Aim of the exercise
Reproduce each line of the listing exactly.

Records for the task
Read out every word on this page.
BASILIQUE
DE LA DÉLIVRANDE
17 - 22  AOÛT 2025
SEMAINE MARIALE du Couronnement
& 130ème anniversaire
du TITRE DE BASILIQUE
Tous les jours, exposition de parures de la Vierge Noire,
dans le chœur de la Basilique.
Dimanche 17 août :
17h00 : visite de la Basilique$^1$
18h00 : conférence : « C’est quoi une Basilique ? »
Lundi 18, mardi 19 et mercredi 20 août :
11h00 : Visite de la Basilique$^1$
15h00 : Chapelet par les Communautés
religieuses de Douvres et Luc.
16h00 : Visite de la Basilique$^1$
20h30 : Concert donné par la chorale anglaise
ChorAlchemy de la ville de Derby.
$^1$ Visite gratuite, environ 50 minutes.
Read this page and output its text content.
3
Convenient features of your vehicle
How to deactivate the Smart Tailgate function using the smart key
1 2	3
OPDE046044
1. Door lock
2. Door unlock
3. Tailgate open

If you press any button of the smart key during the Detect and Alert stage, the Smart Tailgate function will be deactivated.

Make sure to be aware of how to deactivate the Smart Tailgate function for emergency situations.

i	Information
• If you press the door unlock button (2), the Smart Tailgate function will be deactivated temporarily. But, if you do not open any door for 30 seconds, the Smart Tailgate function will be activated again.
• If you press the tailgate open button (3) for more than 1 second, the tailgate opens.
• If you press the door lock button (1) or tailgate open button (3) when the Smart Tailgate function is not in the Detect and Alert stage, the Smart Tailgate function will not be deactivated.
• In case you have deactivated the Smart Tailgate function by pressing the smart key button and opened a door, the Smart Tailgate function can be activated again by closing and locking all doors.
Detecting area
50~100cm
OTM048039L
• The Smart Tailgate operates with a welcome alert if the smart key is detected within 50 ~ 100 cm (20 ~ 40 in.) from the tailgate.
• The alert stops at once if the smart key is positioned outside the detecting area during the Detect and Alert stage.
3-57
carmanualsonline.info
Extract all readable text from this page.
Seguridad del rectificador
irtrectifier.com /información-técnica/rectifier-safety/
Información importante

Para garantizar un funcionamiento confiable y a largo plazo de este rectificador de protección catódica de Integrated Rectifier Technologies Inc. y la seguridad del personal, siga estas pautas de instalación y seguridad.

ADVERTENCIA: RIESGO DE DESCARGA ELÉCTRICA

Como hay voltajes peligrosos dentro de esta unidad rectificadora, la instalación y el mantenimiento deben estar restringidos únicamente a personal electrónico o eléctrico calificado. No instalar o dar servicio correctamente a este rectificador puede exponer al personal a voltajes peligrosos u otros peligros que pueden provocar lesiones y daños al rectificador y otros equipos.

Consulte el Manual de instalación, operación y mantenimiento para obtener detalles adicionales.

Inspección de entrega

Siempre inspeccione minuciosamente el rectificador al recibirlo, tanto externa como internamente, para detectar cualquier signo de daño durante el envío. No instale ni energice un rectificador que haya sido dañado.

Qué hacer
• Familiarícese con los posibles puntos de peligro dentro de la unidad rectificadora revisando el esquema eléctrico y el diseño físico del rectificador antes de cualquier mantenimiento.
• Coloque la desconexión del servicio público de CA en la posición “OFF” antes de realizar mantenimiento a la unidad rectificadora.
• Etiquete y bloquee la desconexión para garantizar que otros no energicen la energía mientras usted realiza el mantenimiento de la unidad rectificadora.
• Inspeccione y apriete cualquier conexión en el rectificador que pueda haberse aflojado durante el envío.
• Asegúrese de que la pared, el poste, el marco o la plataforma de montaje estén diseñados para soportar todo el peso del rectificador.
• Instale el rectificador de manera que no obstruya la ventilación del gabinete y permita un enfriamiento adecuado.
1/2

Task result
Read out every word on this page.
BASILIQUE
DE LA DÉLIVRANDE
17 - 22  AOÛT 2025
SEMAINE MARIALE du Couronnement
& 130ème anniversaire
du TITRE DE BASILIQUE
Tous les jours, exposition de parures de la Vierge Noire,
dans le chœur de la Basilique.
Dimanche 17 août :
17h00 : visite de la Basilique$^1$
18h00 : conférence : « C’est quoi une Basilique ? »
Lundi 18, mardi 19 et mercredi 20 août :
11h00 : Visite de la Basilique$^1$
15h00 : Chapelet par les Communautés
religieuses de Douvres et Luc.
16h00 : Visite de la Basilique$^1$
20h30 : Concert donné par la chorale anglaise
ChorAlchemy de la ville de Derby.
$^1$ Visite gratuite, environ 50 minutes.
Read this page and output its text content.
3
Convenient features of your vehicle
How to deactivate the Smart Tailgate function using the smart key
1 2	3
OPDE046044
1. Door lock
2. Door unlock
3. Tailgate open

If you press any button of the smart key during the Detect and Alert stage, the Smart Tailgate function will be deactivated.

Make sure to be aware of how to deactivate the Smart Tailgate function for emergency situations.

i	Information
• If you press the door unlock button (2), the Smart Tailgate function will be deactivated temporarily. But, if you do not open any door for 30 seconds, the Smart Tailgate function will be activated again.
• If you press the tailgate open button (3) for more than 1 second, the tailgate opens.
• If you press the door lock button (1) or tailgate open button (3) when the Smart Tailgate function is not in the Detect and Alert stage, the Smart Tailgate function will not be deactivated.
• In case you have deactivated the Smart Tailgate function by pressing the smart key button and opened a door, the Smart Tailgate function can be activated again by closing and locking all doors.
Detecting area
50~100cm
OTM048039L
• The Smart Tailgate operates with a welcome alert if the smart key is detected within 50 ~ 100 cm (20 ~ 40 in.) from the tailgate.
• The alert stops at once if the smart key is positioned outside the detecting area during the Detect and Alert stage.
3-57
carmanualsonline.info
Extract all readable text from this page.
Seguridad del rectificador
irtrectifier.com /información-técnica/rectifier-safety/
Información importante

Para garantizar un funcionamiento confiable y a largo plazo de este rectificador de protección catódica de Integrated Rectifier Technologies Inc. y la seguridad del personal, siga estas pautas de instalación y seguridad.

ADVERTENCIA: RIESGO DE DESCARGA ELÉCTRICA

Como hay voltajes peligrosos dentro de esta unidad rectificadora, la instalación y el mantenimiento deben estar restringidos únicamente a personal electrónico o eléctrico calificado. No instalar o dar servicio correctamente a este rectificador puede exponer al personal a voltajes peligrosos u otros peligros que pueden provocar lesiones y daños al rectificador y otros equipos.

Consulte el Manual de instalación, operación y mantenimiento para obtener detalles adicionales.

Inspección de entrega

Siempre inspeccione minuciosamente el rectificador al recibirlo, tanto externa como internamente, para detectar cualquier signo de daño durante el envío. No instale ni energice un rectificador que haya sido dañado.

Qué hacer
• Familiarícese con los posibles puntos de peligro dentro de la unidad rectificadora revisando el esquema eléctrico y el diseño físico del rectificador antes de cualquier mantenimiento.
• Coloque la desconexión del servicio público de CA en la posición “OFF” antes de realizar mantenimiento a la unidad rectificadora.
• Etiquete y bloquee la desconexión para garantizar que otros no energicen la energía mientras usted realiza el mantenimiento de la unidad rectificadora.
• Inspeccione y apriete cualquier conexión en el rectificador que pueda haberse aflojado durante el envío.
• Asegúrese de que la pared, el poste, el marco o la plataforma de montaje estén diseñados para soportar todo el peso del rectificador.
• Instale el rectificador de manera que no obstruya la ventilación del gabinete y permita un enfriamiento adecuado.
1/2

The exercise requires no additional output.